Looking through the listing, how many of its lines hold the word "each"? Answer with only the number.

Items from a data source:
——

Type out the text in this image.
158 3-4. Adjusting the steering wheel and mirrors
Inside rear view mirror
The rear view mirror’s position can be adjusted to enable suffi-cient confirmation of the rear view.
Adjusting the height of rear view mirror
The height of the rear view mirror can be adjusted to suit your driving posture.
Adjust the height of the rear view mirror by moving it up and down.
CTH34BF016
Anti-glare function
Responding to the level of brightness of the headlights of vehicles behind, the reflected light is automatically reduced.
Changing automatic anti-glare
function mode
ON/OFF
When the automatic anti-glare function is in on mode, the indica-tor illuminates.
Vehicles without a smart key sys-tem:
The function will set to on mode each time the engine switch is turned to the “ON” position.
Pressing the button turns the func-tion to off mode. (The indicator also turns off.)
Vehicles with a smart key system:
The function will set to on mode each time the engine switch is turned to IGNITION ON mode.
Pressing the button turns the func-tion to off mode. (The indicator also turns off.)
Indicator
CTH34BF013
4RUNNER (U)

——

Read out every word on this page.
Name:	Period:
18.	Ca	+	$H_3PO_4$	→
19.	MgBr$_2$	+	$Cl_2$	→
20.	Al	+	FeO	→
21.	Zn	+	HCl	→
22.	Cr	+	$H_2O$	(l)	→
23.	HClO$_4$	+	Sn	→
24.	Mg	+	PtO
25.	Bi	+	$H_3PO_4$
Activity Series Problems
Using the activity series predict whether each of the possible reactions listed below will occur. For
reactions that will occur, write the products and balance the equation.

——

THE RESPONSE: 3